What is required:
Go through the listing and copy every line word for word.

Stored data
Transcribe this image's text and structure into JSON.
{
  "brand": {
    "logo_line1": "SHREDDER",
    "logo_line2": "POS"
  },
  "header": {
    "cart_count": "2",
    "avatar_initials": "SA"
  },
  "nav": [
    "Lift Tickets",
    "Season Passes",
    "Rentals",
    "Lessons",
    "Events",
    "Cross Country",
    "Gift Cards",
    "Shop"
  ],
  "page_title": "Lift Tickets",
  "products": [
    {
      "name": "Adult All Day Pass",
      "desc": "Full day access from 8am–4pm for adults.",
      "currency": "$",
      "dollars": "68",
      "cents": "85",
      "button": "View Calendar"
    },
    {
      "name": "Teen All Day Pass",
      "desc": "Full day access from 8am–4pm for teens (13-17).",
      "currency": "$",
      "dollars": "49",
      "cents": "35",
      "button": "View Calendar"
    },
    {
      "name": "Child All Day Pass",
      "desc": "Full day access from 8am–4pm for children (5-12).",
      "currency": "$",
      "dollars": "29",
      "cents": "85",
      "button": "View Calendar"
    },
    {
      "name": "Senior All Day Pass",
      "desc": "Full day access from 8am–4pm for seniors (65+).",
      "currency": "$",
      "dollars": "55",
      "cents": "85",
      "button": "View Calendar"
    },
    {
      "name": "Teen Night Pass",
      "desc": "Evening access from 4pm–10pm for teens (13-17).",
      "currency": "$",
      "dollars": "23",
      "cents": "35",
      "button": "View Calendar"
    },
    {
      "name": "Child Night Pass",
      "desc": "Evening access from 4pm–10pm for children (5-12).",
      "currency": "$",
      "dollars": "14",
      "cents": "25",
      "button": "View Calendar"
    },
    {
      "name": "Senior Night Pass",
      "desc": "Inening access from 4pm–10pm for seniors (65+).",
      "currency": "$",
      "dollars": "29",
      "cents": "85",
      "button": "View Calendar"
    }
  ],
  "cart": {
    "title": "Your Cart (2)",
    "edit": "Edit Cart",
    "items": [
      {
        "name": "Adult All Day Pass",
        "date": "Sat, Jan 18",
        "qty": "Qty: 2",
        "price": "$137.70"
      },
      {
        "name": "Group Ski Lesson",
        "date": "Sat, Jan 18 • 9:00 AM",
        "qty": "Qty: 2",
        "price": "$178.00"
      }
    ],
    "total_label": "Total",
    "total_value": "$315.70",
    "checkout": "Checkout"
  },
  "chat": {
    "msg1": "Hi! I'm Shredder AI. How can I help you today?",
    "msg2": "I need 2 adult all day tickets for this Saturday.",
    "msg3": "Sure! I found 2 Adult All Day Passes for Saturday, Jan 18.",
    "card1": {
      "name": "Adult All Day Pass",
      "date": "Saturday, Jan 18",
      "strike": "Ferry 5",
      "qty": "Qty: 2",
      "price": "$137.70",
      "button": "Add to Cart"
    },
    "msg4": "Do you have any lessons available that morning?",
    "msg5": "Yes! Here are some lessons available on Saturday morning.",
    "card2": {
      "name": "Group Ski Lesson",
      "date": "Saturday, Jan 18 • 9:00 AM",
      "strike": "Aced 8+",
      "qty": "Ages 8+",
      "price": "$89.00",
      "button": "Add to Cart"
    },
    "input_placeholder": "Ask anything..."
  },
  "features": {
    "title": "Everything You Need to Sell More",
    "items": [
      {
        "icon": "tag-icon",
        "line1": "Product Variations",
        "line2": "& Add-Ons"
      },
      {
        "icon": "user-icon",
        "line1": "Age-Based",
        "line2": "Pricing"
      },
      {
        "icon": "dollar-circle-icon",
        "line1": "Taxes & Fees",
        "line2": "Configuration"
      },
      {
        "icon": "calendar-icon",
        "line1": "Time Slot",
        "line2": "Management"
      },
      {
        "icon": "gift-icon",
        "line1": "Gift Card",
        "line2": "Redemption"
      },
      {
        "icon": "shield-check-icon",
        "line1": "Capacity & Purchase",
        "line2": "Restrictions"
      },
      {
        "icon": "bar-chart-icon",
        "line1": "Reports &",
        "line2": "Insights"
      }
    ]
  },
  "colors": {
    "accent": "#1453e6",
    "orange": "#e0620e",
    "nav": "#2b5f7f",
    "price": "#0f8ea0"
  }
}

Task answer:
Transcribe this image's text and structure into JSON.
{
  "brand": {
    "logo_line1": "SHREDDER",
    "logo_line2": "POS"
  },
  "header": {
    "cart_count": "2",
    "avatar_initials": "SA"
  },
  "nav": [
    "Lift Tickets",
    "Season Passes",
    "Rentals",
    "Lessons",
    "Events",
    "Cross Country",
    "Gift Cards",
    "Shop"
  ],
  "page_title": "Lift Tickets",
  "products": [
    {
      "name": "Adult All Day Pass",
      "desc": "Full day access from 8am–4pm for adults.",
      "currency": "$",
      "dollars": "68",
      "cents": "85",
      "button": "View Calendar"
    },
    {
      "name": "Teen All Day Pass",
      "desc": "Full day access from 8am–4pm for teens (13-17).",
      "currency": "$",
      "dollars": "49",
      "cents": "35",
      "button": "View Calendar"
    },
    {
      "name": "Child All Day Pass",
      "desc": "Full day access from 8am–4pm for children (5-12).",
      "currency": "$",
      "dollars": "29",
      "cents": "85",
      "button": "View Calendar"
    },
    {
      "name": "Senior All Day Pass",
      "desc": "Full day access from 8am–4pm for seniors (65+).",
      "currency": "$",
      "dollars": "55",
      "cents": "85",
      "button": "View Calendar"
    },
    {
      "name": "Teen Night Pass",
      "desc": "Evening access from 4pm–10pm for teens (13-17).",
      "currency": "$",
      "dollars": "23",
      "cents": "35",
      "button": "View Calendar"
    },
    {
      "name": "Child Night Pass",
      "desc": "Evening access from 4pm–10pm for children (5-12).",
      "currency": "$",
      "dollars": "14",
      "cents": "25",
      "button": "View Calendar"
    },
    {
      "name": "Senior Night Pass",
      "desc": "Inening access from 4pm–10pm for seniors (65+).",
      "currency": "$",
      "dollars": "29",
      "cents": "85",
      "button": "View Calendar"
    }
  ],
  "cart": {
    "title": "Your Cart (2)",
    "edit": "Edit Cart",
    "items": [
      {
        "name": "Adult All Day Pass",
        "date": "Sat, Jan 18",
        "qty": "Qty: 2",
        "price": "$137.70"
      },
      {
        "name": "Group Ski Lesson",
        "date": "Sat, Jan 18 • 9:00 AM",
        "qty": "Qty: 2",
        "price": "$178.00"
      }
    ],
    "total_label": "Total",
    "total_value": "$315.70",
    "checkout": "Checkout"
  },
  "chat": {
    "msg1": "Hi! I'm Shredder AI. How can I help you today?",
    "msg2": "I need 2 adult all day tickets for this Saturday.",
    "msg3": "Sure! I found 2 Adult All Day Passes for Saturday, Jan 18.",
    "card1": {
      "name": "Adult All Day Pass",
      "date": "Saturday, Jan 18",
      "strike": "Ferry 5",
      "qty": "Qty: 2",
      "price": "$137.70",
      "button": "Add to Cart"
    },
    "msg4": "Do you have any lessons available that morning?",
    "msg5": "Yes! Here are some lessons available on Saturday morning.",
    "card2": {
      "name": "Group Ski Lesson",
      "date": "Saturday, Jan 18 • 9:00 AM",
      "strike": "Aced 8+",
      "qty": "Ages 8+",
      "price": "$89.00",
      "button": "Add to Cart"
    },
    "input_placeholder": "Ask anything..."
  },
  "features": {
    "title": "Everything You Need to Sell More",
    "items": [
      {
        "icon": "tag-icon",
        "line1": "Product Variations",
        "line2": "& Add-Ons"
      },
      {
        "icon": "user-icon",
        "line1": "Age-Based",
        "line2": "Pricing"
      },
      {
        "icon": "dollar-circle-icon",
        "line1": "Taxes & Fees",
        "line2": "Configuration"
      },
      {
        "icon": "calendar-icon",
        "line1": "Time Slot",
        "line2": "Management"
      },
      {
        "icon": "gift-icon",
        "line1": "Gift Card",
        "line2": "Redemption"
      },
      {
        "icon": "shield-check-icon",
        "line1": "Capacity & Purchase",
        "line2": "Restrictions"
      },
      {
        "icon": "bar-chart-icon",
        "line1": "Reports &",
        "line2": "Insights"
      }
    ]
  },
  "colors": {
    "accent": "#1453e6",
    "orange": "#e0620e",
    "nav": "#2b5f7f",
    "price": "#0f8ea0"
  }
}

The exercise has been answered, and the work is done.